▸ **Given task**: Find all lines in the records that include the word "Sold", and copy them out.

[Records that describe figures]
^^^^^^^^^^^^^^^^

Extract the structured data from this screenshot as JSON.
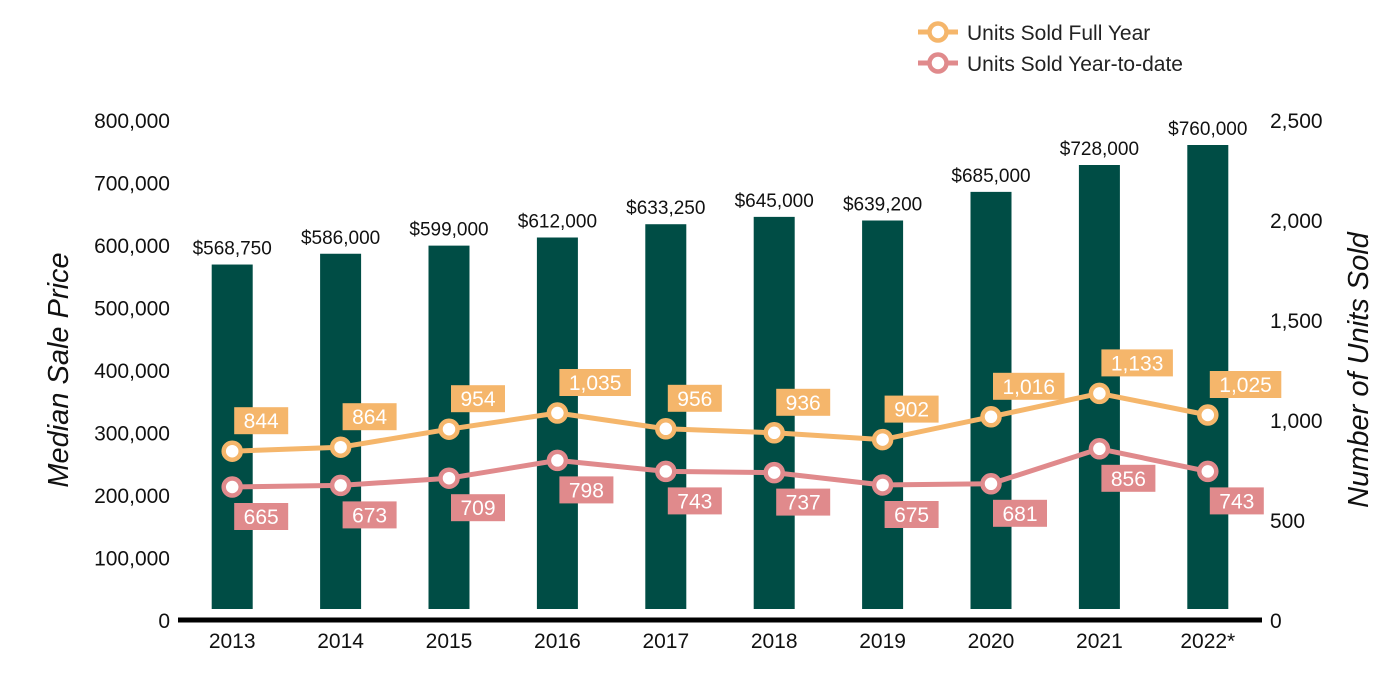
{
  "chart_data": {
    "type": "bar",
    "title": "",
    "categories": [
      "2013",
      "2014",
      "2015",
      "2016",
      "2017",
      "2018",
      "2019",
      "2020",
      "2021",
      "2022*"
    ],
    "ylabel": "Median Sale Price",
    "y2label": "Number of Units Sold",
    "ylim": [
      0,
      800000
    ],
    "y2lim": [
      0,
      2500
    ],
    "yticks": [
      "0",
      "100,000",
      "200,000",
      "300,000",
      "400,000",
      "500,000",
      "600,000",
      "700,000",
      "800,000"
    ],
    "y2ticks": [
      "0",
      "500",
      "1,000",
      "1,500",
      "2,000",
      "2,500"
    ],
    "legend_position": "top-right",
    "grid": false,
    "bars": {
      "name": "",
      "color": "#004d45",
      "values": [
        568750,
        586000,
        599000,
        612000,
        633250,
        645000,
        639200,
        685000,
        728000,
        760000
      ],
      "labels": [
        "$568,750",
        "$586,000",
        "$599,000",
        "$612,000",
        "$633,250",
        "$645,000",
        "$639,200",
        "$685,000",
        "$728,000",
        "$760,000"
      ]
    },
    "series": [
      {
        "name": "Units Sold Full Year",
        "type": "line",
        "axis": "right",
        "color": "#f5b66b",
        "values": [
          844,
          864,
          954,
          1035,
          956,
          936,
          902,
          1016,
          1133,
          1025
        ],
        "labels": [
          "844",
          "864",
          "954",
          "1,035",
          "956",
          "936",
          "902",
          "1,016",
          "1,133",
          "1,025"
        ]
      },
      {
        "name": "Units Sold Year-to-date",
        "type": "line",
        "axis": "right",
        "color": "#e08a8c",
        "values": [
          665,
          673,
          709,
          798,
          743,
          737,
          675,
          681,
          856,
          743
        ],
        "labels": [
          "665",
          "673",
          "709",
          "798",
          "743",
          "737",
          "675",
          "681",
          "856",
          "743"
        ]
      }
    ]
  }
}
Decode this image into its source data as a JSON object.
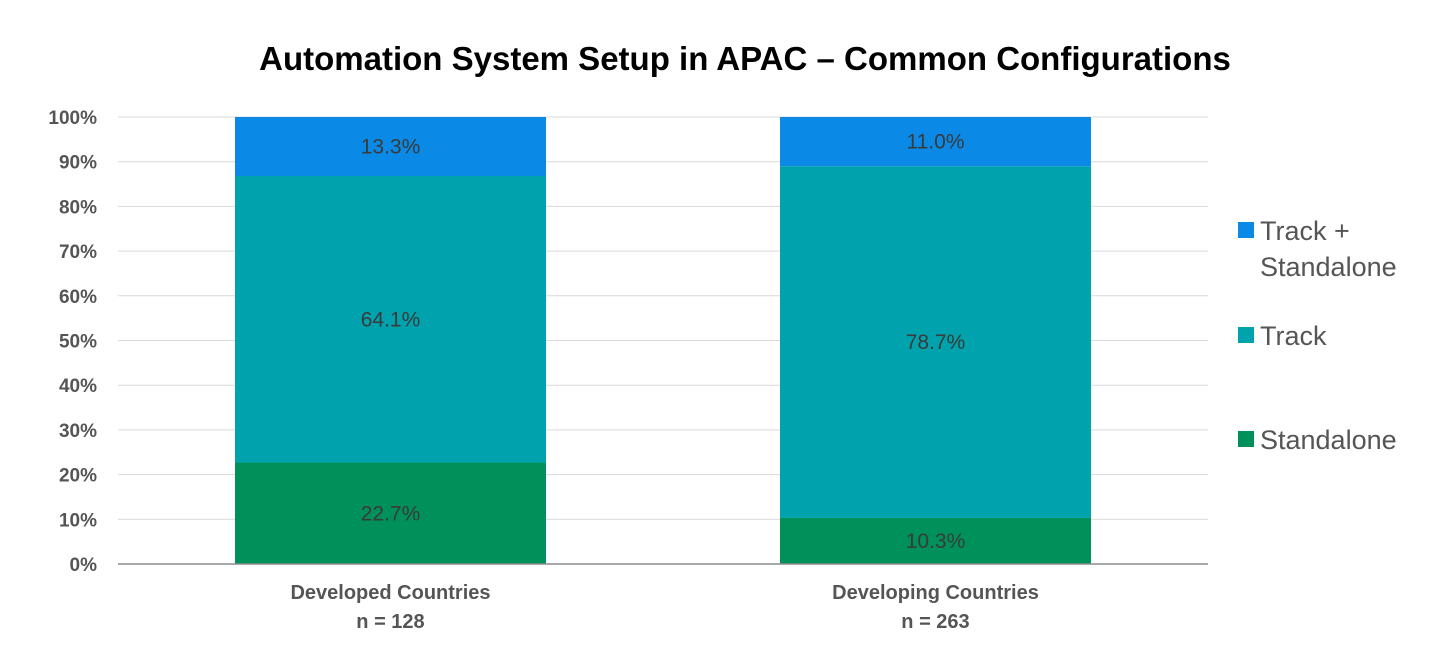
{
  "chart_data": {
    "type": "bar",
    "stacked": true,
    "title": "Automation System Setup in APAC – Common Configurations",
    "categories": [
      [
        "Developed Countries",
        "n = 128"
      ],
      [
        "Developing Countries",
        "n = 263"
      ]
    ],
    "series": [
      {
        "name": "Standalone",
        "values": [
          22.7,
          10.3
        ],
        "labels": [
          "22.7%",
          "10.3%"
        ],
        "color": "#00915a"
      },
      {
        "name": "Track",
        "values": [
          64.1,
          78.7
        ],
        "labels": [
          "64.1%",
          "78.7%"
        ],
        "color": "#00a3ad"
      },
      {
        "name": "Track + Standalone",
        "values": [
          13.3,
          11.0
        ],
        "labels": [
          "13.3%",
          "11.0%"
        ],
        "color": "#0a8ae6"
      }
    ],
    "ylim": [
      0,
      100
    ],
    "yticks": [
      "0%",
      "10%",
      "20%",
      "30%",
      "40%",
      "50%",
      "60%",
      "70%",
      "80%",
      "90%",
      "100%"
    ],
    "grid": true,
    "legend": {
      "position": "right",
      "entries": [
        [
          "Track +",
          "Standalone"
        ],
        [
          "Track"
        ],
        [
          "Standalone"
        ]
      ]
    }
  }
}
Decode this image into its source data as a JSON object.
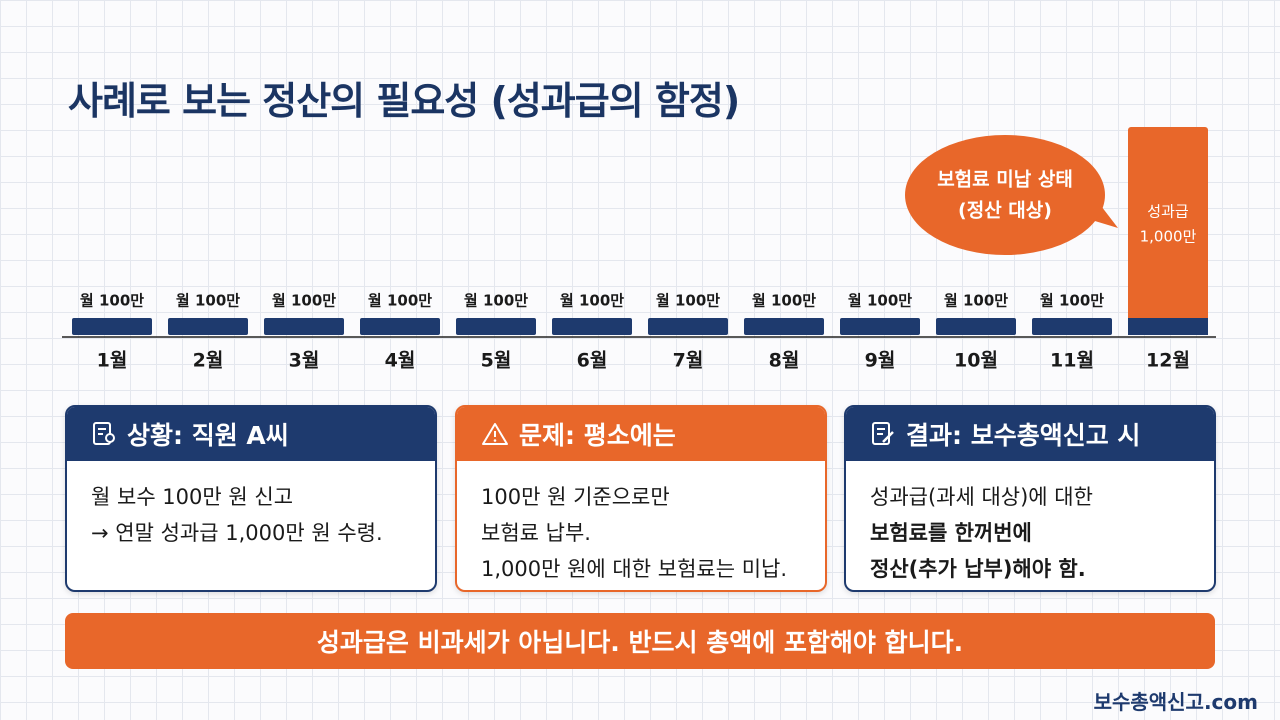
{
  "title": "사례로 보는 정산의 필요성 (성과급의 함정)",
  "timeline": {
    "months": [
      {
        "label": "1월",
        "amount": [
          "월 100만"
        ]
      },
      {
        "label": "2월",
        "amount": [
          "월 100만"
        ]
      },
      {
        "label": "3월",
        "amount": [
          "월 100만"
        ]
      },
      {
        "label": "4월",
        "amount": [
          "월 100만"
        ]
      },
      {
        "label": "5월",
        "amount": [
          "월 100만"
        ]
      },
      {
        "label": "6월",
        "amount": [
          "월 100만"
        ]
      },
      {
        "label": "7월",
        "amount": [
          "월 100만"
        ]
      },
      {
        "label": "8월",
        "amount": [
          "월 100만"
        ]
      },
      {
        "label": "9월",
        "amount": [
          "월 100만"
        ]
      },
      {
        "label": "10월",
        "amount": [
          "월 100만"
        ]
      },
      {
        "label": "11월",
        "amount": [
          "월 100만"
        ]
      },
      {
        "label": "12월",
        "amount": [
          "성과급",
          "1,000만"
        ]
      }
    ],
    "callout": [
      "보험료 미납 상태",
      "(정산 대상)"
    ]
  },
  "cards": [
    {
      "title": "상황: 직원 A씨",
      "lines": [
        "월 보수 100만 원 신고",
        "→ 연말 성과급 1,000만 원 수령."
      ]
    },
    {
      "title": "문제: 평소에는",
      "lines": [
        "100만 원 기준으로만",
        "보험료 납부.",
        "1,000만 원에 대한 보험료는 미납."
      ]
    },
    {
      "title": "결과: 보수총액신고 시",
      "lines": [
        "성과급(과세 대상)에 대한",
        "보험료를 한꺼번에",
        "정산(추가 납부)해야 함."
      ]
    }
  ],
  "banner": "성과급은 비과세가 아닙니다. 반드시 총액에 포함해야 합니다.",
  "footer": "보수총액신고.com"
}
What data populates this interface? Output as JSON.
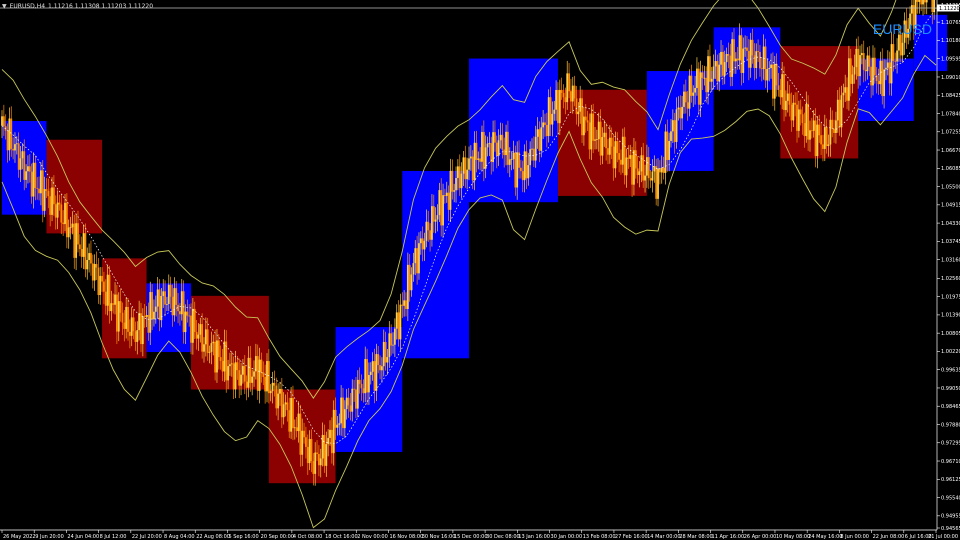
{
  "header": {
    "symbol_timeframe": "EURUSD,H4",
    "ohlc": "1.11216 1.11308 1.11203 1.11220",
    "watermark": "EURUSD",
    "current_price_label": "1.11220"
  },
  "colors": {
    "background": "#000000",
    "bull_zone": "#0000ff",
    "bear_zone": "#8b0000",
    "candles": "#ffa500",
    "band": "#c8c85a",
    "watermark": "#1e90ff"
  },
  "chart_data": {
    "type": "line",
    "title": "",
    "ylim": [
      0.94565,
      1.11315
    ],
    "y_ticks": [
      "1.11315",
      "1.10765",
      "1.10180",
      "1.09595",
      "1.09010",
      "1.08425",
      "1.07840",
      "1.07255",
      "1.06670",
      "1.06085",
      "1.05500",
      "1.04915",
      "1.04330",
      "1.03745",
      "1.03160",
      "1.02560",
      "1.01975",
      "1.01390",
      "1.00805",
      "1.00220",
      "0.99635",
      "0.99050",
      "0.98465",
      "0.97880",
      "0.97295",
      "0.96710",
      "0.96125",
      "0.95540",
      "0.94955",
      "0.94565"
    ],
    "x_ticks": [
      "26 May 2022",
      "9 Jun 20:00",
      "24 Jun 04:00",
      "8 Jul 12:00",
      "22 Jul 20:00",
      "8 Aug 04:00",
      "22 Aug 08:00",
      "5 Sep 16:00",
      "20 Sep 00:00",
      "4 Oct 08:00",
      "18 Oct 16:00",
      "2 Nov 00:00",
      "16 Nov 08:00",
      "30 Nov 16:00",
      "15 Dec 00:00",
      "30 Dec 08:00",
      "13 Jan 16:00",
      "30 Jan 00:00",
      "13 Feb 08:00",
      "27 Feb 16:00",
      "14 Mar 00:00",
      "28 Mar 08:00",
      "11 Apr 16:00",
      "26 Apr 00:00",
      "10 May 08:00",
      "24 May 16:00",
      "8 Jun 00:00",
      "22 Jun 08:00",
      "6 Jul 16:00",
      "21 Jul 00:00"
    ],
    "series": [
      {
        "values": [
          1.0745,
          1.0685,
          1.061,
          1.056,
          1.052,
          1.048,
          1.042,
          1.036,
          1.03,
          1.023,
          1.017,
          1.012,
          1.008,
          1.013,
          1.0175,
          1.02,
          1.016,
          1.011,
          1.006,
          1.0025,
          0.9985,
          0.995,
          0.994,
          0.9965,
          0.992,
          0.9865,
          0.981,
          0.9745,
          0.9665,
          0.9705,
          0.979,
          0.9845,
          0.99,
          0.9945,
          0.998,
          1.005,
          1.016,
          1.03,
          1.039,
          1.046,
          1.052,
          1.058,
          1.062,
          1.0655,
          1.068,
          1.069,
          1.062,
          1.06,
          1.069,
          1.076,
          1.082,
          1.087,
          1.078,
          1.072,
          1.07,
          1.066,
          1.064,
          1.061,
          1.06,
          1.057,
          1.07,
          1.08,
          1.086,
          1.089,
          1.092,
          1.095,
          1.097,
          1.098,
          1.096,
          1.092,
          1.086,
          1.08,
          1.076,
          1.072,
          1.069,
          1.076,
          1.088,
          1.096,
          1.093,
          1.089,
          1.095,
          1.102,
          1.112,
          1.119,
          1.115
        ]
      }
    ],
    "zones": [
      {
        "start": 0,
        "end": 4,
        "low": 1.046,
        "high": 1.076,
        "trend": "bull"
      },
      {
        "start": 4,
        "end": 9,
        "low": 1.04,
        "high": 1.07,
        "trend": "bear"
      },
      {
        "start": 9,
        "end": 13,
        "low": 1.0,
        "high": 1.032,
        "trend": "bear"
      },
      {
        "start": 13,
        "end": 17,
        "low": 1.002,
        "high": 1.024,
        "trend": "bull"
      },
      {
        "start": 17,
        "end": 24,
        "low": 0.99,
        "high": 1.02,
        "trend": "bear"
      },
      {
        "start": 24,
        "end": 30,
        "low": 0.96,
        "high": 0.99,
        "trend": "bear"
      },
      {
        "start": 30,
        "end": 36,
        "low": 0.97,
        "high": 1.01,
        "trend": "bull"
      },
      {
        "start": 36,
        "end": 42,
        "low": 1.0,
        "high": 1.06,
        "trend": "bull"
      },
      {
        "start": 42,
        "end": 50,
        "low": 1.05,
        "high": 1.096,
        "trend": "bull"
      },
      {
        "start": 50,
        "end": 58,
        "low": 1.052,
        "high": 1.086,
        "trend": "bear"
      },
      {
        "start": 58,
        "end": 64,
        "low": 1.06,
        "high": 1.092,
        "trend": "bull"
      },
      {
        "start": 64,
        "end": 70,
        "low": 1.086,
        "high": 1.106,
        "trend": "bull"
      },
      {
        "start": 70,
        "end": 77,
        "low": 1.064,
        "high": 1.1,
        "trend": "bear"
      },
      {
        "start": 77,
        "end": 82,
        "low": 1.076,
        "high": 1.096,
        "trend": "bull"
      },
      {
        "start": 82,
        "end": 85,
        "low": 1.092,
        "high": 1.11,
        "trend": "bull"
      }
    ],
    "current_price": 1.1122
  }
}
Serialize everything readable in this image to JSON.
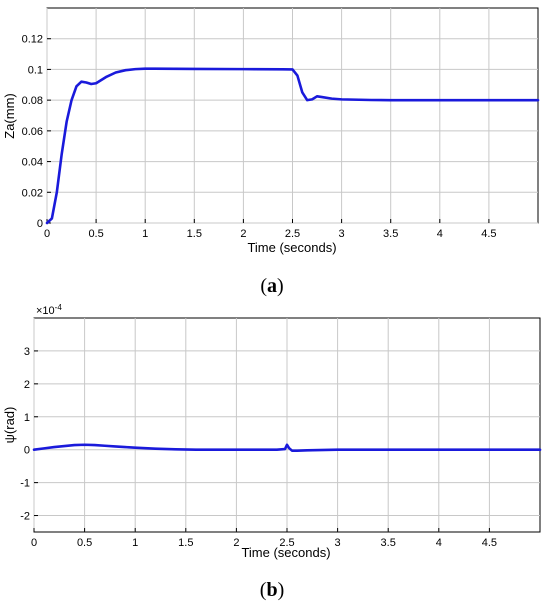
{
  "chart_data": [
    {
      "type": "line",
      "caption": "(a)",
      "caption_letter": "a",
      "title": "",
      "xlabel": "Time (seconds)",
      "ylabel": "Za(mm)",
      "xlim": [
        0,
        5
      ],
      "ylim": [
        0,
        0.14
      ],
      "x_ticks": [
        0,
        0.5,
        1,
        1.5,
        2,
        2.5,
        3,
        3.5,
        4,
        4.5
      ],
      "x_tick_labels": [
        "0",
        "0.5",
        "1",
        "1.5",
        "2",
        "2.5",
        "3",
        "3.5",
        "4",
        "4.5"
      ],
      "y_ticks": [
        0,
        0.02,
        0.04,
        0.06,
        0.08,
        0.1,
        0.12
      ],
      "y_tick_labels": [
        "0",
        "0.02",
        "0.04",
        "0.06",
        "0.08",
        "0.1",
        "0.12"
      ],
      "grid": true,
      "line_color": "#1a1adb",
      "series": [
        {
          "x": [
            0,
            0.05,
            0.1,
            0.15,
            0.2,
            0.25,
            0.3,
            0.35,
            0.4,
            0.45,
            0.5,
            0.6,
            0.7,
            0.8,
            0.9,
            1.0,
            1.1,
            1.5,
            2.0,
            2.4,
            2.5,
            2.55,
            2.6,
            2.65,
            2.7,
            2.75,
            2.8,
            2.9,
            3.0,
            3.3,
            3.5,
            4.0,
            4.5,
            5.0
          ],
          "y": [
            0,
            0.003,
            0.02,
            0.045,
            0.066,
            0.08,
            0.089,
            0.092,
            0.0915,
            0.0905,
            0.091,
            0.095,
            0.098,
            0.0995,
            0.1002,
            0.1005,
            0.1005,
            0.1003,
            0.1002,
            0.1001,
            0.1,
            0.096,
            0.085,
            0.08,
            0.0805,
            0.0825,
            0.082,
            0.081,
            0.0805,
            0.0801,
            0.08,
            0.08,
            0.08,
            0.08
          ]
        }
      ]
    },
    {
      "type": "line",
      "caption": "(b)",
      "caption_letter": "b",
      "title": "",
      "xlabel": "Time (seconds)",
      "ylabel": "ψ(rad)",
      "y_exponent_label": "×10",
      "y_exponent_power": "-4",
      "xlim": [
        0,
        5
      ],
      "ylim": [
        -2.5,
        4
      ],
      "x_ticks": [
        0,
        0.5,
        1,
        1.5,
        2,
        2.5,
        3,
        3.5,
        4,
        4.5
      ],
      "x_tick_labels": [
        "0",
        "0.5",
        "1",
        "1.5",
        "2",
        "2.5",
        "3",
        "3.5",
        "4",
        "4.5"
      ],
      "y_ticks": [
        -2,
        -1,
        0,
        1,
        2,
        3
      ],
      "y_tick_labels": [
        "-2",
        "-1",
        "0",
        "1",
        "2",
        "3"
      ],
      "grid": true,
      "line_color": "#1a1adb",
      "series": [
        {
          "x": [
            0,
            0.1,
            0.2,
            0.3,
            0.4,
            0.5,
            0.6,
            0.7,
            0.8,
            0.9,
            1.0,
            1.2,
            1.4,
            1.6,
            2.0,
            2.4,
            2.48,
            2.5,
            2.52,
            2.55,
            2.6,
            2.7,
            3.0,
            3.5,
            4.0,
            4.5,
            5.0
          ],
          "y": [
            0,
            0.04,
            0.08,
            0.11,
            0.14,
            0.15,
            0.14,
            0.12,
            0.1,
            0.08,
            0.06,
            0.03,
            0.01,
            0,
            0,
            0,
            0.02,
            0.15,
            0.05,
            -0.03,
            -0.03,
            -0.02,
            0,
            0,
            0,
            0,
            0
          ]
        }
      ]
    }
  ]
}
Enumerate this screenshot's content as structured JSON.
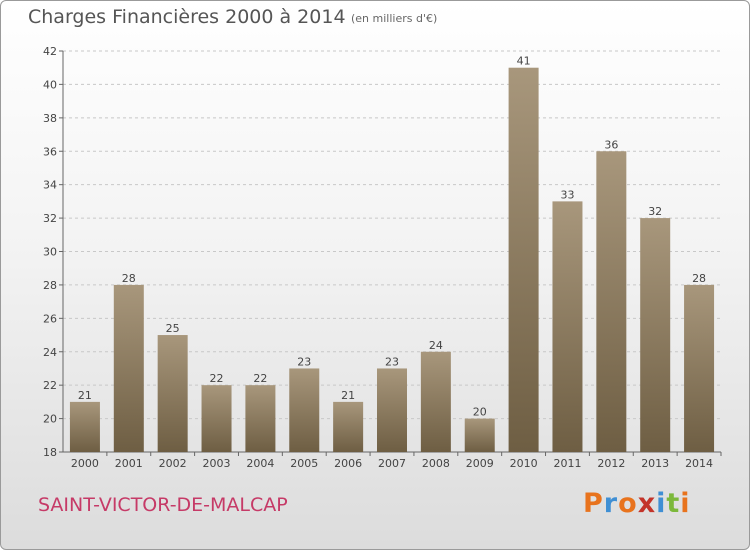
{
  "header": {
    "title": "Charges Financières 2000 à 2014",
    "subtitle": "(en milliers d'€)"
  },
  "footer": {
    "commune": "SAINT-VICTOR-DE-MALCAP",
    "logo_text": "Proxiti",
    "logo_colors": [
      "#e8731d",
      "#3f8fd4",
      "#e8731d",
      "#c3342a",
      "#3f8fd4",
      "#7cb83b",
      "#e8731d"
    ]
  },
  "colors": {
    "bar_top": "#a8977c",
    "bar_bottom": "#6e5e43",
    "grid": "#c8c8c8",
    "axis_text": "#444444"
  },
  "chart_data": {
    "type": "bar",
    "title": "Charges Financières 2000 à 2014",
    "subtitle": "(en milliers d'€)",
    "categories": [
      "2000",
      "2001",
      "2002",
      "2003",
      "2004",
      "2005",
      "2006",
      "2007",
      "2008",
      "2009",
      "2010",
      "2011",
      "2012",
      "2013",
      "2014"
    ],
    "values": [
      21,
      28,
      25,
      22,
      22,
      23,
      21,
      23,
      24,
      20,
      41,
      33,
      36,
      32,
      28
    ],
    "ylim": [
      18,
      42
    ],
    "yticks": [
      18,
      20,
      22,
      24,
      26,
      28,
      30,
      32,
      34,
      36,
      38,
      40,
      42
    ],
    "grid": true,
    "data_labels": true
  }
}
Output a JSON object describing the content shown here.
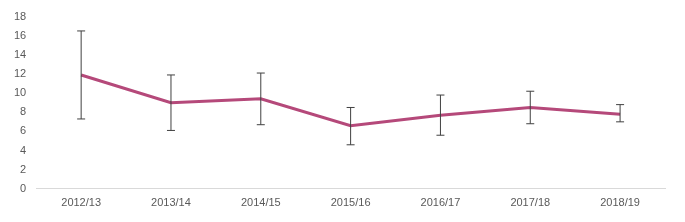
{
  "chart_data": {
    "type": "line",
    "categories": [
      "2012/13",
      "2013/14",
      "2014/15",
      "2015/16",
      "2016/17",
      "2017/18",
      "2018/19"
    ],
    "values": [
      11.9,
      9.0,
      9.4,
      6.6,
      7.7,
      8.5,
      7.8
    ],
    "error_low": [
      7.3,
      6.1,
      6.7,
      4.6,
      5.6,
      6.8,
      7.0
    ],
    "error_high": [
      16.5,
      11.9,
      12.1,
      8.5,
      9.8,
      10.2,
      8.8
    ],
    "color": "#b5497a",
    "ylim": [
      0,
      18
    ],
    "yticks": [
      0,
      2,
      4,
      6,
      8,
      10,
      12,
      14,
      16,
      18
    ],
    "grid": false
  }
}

^^^^^^^^^^^^^^^^

▸ **Output for this exercise**:
    "y2label": "Number of Units Sold",
        "name": "Units Sold Full Year",
        "name": "Units Sold Year-to-date",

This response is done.